*What is expected*:
Write out each line word for word. Drop pictures.

## Begin Given records

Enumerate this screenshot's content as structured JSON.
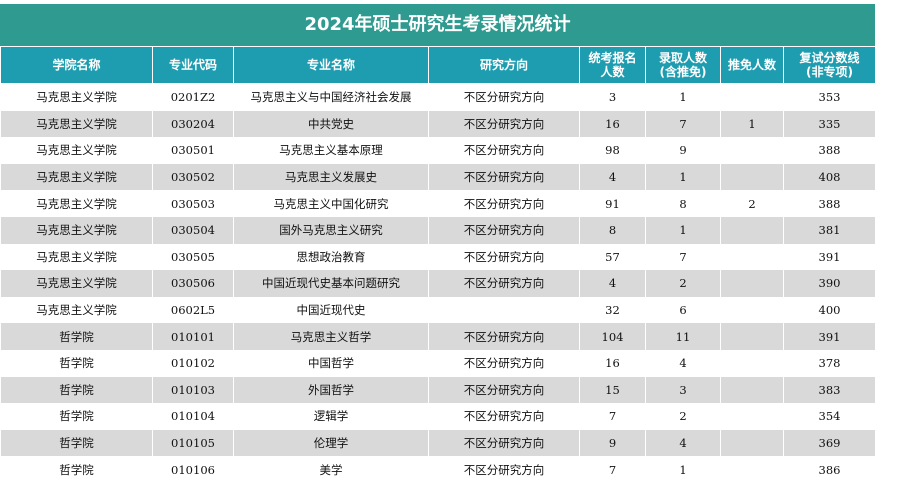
{
  "title": "2024年硕士研究生考录情况统计",
  "header": {
    "college": "学院名称",
    "major_code": "专业代码",
    "major_name": "专业名称",
    "direction": "研究方向",
    "applicants_l1": "统考报名",
    "applicants_l2": "人数",
    "admitted_l1": "录取人数",
    "admitted_l2": "(含推免)",
    "exempt": "推免人数",
    "retest_l1": "复试分数线",
    "retest_l2": "(非专项)"
  },
  "rows": [
    {
      "college": "马克思主义学院",
      "code": "0201Z2",
      "name": "马克思主义与中国经济社会发展",
      "direction": "不区分研究方向",
      "applicants": "3",
      "admitted": "1",
      "exempt": "",
      "score": "353"
    },
    {
      "college": "马克思主义学院",
      "code": "030204",
      "name": "中共党史",
      "direction": "不区分研究方向",
      "applicants": "16",
      "admitted": "7",
      "exempt": "1",
      "score": "335"
    },
    {
      "college": "马克思主义学院",
      "code": "030501",
      "name": "马克思主义基本原理",
      "direction": "不区分研究方向",
      "applicants": "98",
      "admitted": "9",
      "exempt": "",
      "score": "388"
    },
    {
      "college": "马克思主义学院",
      "code": "030502",
      "name": "马克思主义发展史",
      "direction": "不区分研究方向",
      "applicants": "4",
      "admitted": "1",
      "exempt": "",
      "score": "408"
    },
    {
      "college": "马克思主义学院",
      "code": "030503",
      "name": "马克思主义中国化研究",
      "direction": "不区分研究方向",
      "applicants": "91",
      "admitted": "8",
      "exempt": "2",
      "score": "388"
    },
    {
      "college": "马克思主义学院",
      "code": "030504",
      "name": "国外马克思主义研究",
      "direction": "不区分研究方向",
      "applicants": "8",
      "admitted": "1",
      "exempt": "",
      "score": "381"
    },
    {
      "college": "马克思主义学院",
      "code": "030505",
      "name": "思想政治教育",
      "direction": "不区分研究方向",
      "applicants": "57",
      "admitted": "7",
      "exempt": "",
      "score": "391"
    },
    {
      "college": "马克思主义学院",
      "code": "030506",
      "name": "中国近现代史基本问题研究",
      "direction": "不区分研究方向",
      "applicants": "4",
      "admitted": "2",
      "exempt": "",
      "score": "390"
    },
    {
      "college": "马克思主义学院",
      "code": "0602L5",
      "name": "中国近现代史",
      "direction": "",
      "applicants": "32",
      "admitted": "6",
      "exempt": "",
      "score": "400"
    },
    {
      "college": "哲学院",
      "code": "010101",
      "name": "马克思主义哲学",
      "direction": "不区分研究方向",
      "applicants": "104",
      "admitted": "11",
      "exempt": "",
      "score": "391"
    },
    {
      "college": "哲学院",
      "code": "010102",
      "name": "中国哲学",
      "direction": "不区分研究方向",
      "applicants": "16",
      "admitted": "4",
      "exempt": "",
      "score": "378"
    },
    {
      "college": "哲学院",
      "code": "010103",
      "name": "外国哲学",
      "direction": "不区分研究方向",
      "applicants": "15",
      "admitted": "3",
      "exempt": "",
      "score": "383"
    },
    {
      "college": "哲学院",
      "code": "010104",
      "name": "逻辑学",
      "direction": "不区分研究方向",
      "applicants": "7",
      "admitted": "2",
      "exempt": "",
      "score": "354"
    },
    {
      "college": "哲学院",
      "code": "010105",
      "name": "伦理学",
      "direction": "不区分研究方向",
      "applicants": "9",
      "admitted": "4",
      "exempt": "",
      "score": "369"
    },
    {
      "college": "哲学院",
      "code": "010106",
      "name": "美学",
      "direction": "不区分研究方向",
      "applicants": "7",
      "admitted": "1",
      "exempt": "",
      "score": "386"
    }
  ]
}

## End Given records

*Right answer*:
Enumerate this screenshot's content as structured JSON.
{
  "title": "2024年硕士研究生考录情况统计",
  "header": {
    "college": "学院名称",
    "major_code": "专业代码",
    "major_name": "专业名称",
    "direction": "研究方向",
    "applicants_l1": "统考报名",
    "applicants_l2": "人数",
    "admitted_l1": "录取人数",
    "admitted_l2": "(含推免)",
    "exempt": "推免人数",
    "retest_l1": "复试分数线",
    "retest_l2": "(非专项)"
  },
  "rows": [
    {
      "college": "马克思主义学院",
      "code": "0201Z2",
      "name": "马克思主义与中国经济社会发展",
      "direction": "不区分研究方向",
      "applicants": "3",
      "admitted": "1",
      "exempt": "",
      "score": "353"
    },
    {
      "college": "马克思主义学院",
      "code": "030204",
      "name": "中共党史",
      "direction": "不区分研究方向",
      "applicants": "16",
      "admitted": "7",
      "exempt": "1",
      "score": "335"
    },
    {
      "college": "马克思主义学院",
      "code": "030501",
      "name": "马克思主义基本原理",
      "direction": "不区分研究方向",
      "applicants": "98",
      "admitted": "9",
      "exempt": "",
      "score": "388"
    },
    {
      "college": "马克思主义学院",
      "code": "030502",
      "name": "马克思主义发展史",
      "direction": "不区分研究方向",
      "applicants": "4",
      "admitted": "1",
      "exempt": "",
      "score": "408"
    },
    {
      "college": "马克思主义学院",
      "code": "030503",
      "name": "马克思主义中国化研究",
      "direction": "不区分研究方向",
      "applicants": "91",
      "admitted": "8",
      "exempt": "2",
      "score": "388"
    },
    {
      "college": "马克思主义学院",
      "code": "030504",
      "name": "国外马克思主义研究",
      "direction": "不区分研究方向",
      "applicants": "8",
      "admitted": "1",
      "exempt": "",
      "score": "381"
    },
    {
      "college": "马克思主义学院",
      "code": "030505",
      "name": "思想政治教育",
      "direction": "不区分研究方向",
      "applicants": "57",
      "admitted": "7",
      "exempt": "",
      "score": "391"
    },
    {
      "college": "马克思主义学院",
      "code": "030506",
      "name": "中国近现代史基本问题研究",
      "direction": "不区分研究方向",
      "applicants": "4",
      "admitted": "2",
      "exempt": "",
      "score": "390"
    },
    {
      "college": "马克思主义学院",
      "code": "0602L5",
      "name": "中国近现代史",
      "direction": "",
      "applicants": "32",
      "admitted": "6",
      "exempt": "",
      "score": "400"
    },
    {
      "college": "哲学院",
      "code": "010101",
      "name": "马克思主义哲学",
      "direction": "不区分研究方向",
      "applicants": "104",
      "admitted": "11",
      "exempt": "",
      "score": "391"
    },
    {
      "college": "哲学院",
      "code": "010102",
      "name": "中国哲学",
      "direction": "不区分研究方向",
      "applicants": "16",
      "admitted": "4",
      "exempt": "",
      "score": "378"
    },
    {
      "college": "哲学院",
      "code": "010103",
      "name": "外国哲学",
      "direction": "不区分研究方向",
      "applicants": "15",
      "admitted": "3",
      "exempt": "",
      "score": "383"
    },
    {
      "college": "哲学院",
      "code": "010104",
      "name": "逻辑学",
      "direction": "不区分研究方向",
      "applicants": "7",
      "admitted": "2",
      "exempt": "",
      "score": "354"
    },
    {
      "college": "哲学院",
      "code": "010105",
      "name": "伦理学",
      "direction": "不区分研究方向",
      "applicants": "9",
      "admitted": "4",
      "exempt": "",
      "score": "369"
    },
    {
      "college": "哲学院",
      "code": "010106",
      "name": "美学",
      "direction": "不区分研究方向",
      "applicants": "7",
      "admitted": "1",
      "exempt": "",
      "score": "386"
    }
  ]
}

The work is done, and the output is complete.